Records to process |
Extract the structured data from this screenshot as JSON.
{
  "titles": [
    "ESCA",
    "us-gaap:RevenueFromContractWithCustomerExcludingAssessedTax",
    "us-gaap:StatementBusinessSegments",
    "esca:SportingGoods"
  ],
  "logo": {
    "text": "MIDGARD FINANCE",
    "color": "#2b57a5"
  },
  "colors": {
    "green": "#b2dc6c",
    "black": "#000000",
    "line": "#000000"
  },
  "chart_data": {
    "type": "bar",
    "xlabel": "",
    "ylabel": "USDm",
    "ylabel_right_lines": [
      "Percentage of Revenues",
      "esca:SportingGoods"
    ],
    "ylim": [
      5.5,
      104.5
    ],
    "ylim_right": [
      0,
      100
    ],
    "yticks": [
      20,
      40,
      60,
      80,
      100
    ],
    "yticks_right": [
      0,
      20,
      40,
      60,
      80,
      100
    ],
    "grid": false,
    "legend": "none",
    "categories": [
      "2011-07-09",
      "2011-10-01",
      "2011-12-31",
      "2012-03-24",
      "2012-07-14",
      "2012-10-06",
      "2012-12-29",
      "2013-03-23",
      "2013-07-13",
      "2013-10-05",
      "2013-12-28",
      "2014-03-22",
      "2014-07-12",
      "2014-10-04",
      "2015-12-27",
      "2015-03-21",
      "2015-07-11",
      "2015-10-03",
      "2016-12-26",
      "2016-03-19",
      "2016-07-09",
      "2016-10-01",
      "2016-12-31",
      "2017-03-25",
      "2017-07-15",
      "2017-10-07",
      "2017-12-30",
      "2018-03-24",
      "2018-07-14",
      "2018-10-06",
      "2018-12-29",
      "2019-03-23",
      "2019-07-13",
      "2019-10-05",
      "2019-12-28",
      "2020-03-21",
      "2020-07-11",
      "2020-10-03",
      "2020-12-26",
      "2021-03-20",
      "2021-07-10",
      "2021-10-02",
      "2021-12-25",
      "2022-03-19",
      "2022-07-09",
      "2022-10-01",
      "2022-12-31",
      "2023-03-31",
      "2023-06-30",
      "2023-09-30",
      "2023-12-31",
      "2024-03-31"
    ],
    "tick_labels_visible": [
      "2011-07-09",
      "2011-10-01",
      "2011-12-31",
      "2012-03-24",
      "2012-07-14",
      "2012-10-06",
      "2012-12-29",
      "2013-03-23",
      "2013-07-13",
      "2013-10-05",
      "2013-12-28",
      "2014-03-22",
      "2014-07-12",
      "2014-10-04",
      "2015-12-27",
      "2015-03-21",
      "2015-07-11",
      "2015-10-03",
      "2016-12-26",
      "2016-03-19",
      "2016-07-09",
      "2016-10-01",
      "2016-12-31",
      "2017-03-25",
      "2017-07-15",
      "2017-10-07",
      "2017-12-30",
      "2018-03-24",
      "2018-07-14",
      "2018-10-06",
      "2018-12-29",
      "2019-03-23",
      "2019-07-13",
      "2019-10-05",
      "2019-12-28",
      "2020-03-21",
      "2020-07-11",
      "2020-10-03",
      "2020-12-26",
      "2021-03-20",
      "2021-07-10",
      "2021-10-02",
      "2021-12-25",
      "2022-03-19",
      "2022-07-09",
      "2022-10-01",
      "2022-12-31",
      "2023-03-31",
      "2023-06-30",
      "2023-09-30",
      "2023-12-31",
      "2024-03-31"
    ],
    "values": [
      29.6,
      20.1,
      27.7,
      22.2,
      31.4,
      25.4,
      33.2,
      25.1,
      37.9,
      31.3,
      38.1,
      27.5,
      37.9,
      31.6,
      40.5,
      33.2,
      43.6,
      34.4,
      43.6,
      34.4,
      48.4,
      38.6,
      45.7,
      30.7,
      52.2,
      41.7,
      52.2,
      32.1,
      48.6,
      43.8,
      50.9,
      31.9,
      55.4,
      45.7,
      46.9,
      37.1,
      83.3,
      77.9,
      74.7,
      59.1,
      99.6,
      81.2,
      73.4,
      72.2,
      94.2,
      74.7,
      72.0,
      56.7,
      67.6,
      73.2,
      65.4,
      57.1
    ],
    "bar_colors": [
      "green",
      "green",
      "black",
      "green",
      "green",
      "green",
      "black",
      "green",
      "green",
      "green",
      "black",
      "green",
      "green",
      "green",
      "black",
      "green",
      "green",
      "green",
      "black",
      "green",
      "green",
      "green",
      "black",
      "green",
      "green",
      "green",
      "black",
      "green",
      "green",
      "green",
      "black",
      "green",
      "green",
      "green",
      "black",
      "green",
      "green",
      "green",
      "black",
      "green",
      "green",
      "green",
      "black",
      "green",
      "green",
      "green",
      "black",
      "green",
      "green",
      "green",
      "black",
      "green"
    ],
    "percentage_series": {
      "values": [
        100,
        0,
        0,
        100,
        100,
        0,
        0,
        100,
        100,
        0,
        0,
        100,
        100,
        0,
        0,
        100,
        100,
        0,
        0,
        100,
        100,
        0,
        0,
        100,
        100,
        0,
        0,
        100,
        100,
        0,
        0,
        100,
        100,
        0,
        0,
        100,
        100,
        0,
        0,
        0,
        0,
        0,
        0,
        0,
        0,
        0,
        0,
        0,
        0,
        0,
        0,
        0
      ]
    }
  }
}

The task |
Scan the data above and copy every line with "gaap" in it.

Final result |
    "us-gaap:RevenueFromContractWithCustomerExcludingAssessedTax",
    "us-gaap:StatementBusinessSegments",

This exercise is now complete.